* **WRITTEN TASK**
Each line containing the word "Composer" must be reported.

* **MATERIALS PROVIDED**
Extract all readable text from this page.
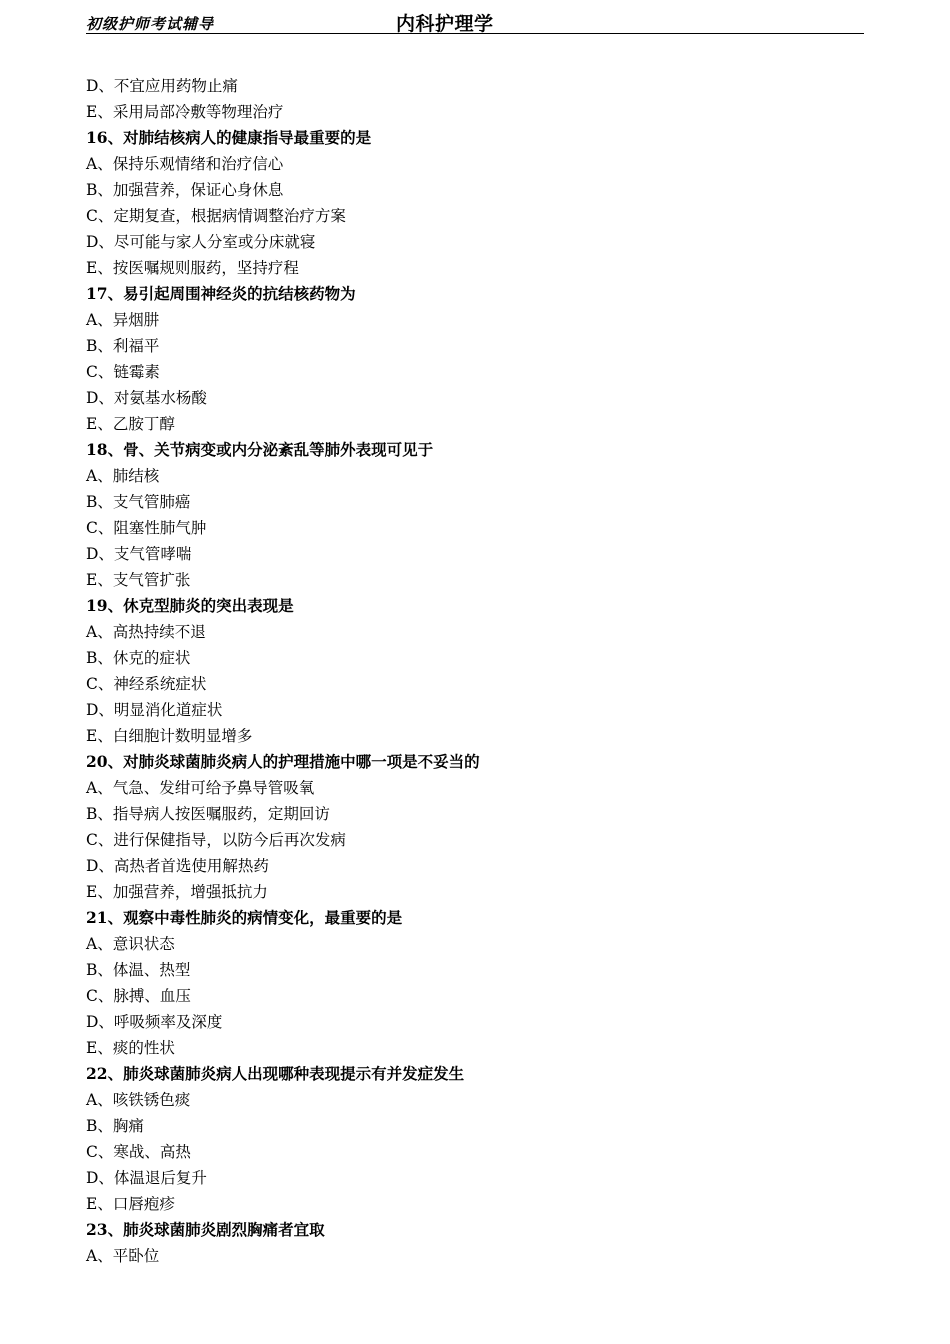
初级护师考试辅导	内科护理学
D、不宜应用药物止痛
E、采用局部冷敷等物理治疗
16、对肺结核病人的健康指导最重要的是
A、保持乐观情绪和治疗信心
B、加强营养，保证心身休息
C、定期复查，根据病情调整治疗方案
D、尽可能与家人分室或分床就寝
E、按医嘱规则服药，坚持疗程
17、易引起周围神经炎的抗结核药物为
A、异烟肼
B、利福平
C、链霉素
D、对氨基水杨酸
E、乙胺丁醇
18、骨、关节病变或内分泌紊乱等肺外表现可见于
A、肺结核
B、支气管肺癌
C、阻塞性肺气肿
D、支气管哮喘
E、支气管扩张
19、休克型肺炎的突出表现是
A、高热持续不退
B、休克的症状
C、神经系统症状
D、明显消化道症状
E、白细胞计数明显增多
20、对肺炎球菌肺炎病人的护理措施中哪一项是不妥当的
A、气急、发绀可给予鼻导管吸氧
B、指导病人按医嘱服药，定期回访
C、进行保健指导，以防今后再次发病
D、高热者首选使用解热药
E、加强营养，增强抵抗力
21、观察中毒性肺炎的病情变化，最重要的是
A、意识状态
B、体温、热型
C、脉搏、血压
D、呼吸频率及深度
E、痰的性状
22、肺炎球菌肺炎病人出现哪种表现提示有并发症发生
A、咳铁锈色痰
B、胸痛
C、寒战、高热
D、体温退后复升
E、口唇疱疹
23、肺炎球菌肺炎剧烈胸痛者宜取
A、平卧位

==

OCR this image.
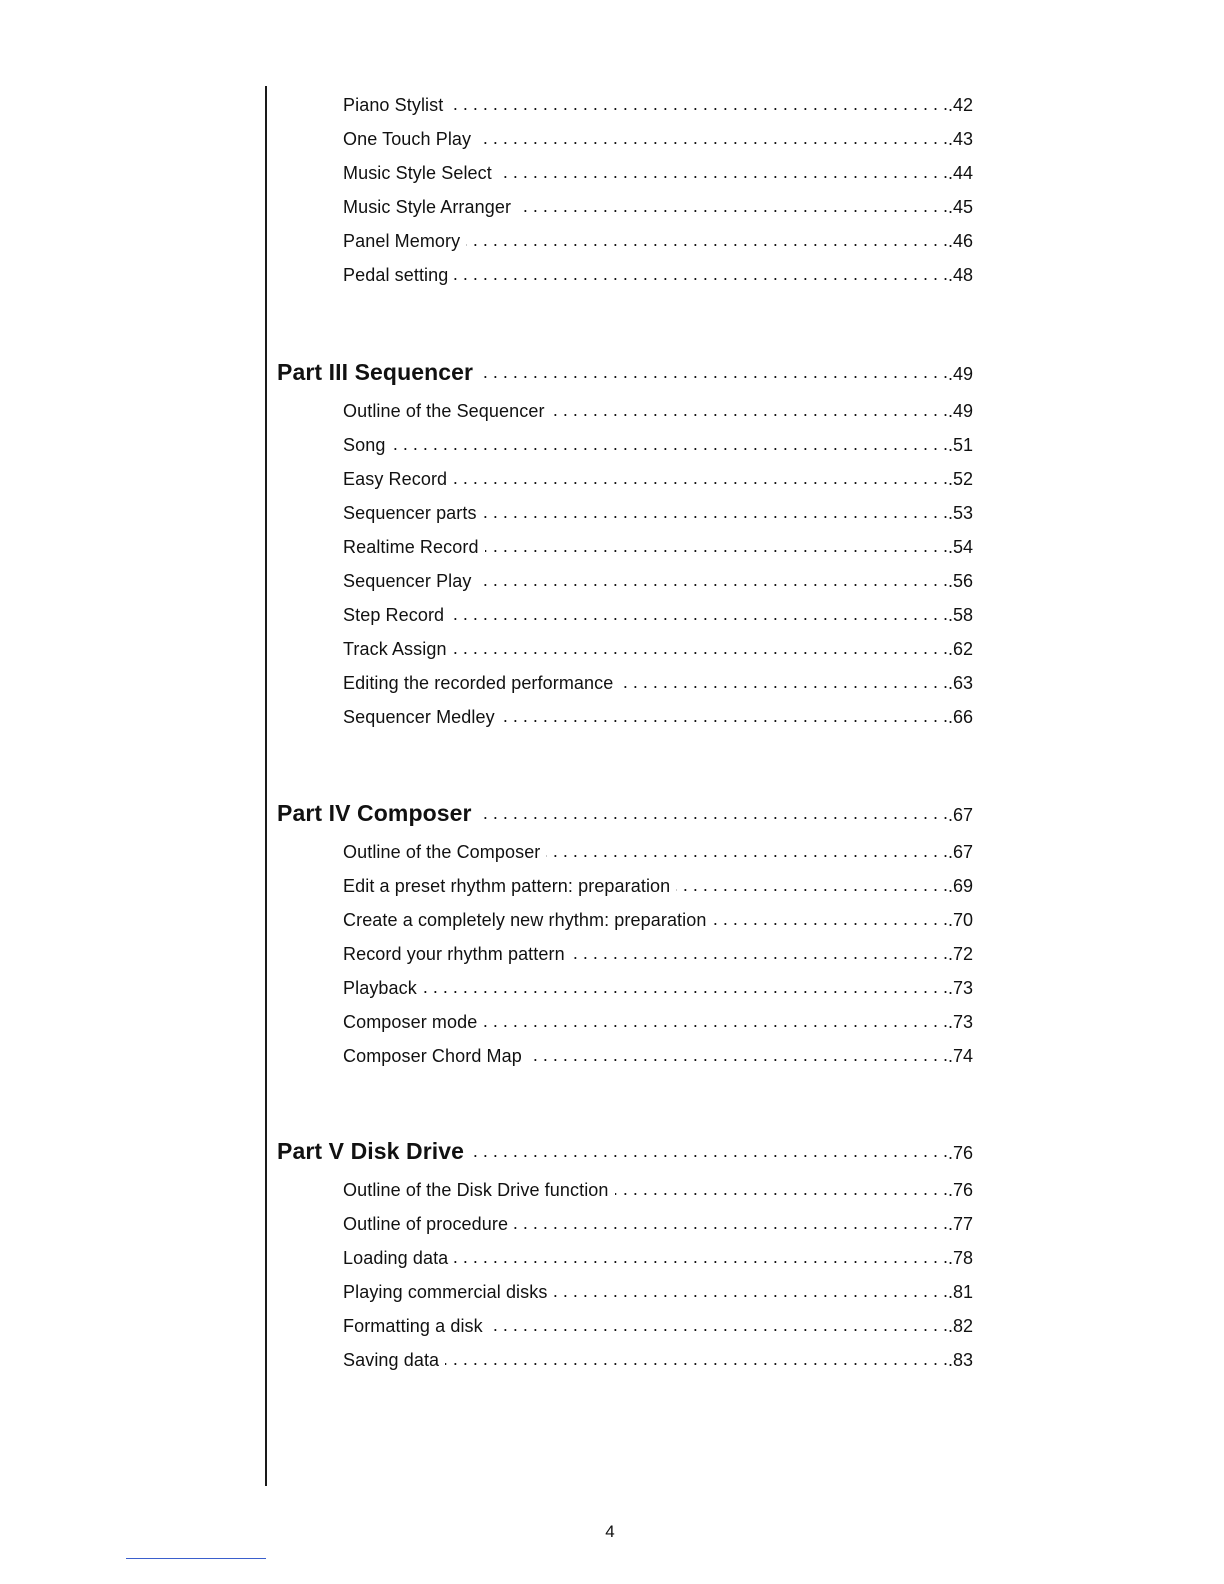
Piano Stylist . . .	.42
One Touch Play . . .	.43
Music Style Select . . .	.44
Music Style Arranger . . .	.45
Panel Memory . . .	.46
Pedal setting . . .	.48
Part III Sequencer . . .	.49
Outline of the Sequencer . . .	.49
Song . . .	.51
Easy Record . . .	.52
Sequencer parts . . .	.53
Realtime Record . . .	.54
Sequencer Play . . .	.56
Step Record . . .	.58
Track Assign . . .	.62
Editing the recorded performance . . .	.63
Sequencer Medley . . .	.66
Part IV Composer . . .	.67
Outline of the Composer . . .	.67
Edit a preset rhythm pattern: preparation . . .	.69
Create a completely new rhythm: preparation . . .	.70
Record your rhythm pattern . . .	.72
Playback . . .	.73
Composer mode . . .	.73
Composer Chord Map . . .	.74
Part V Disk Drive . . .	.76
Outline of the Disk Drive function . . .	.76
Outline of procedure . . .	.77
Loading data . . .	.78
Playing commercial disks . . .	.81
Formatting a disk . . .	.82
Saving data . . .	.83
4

* **SOLUTION**
Part IV Composer . . .	.67
Outline of the Composer . . .	.67
Composer mode . . .	.73
Composer Chord Map . . .	.74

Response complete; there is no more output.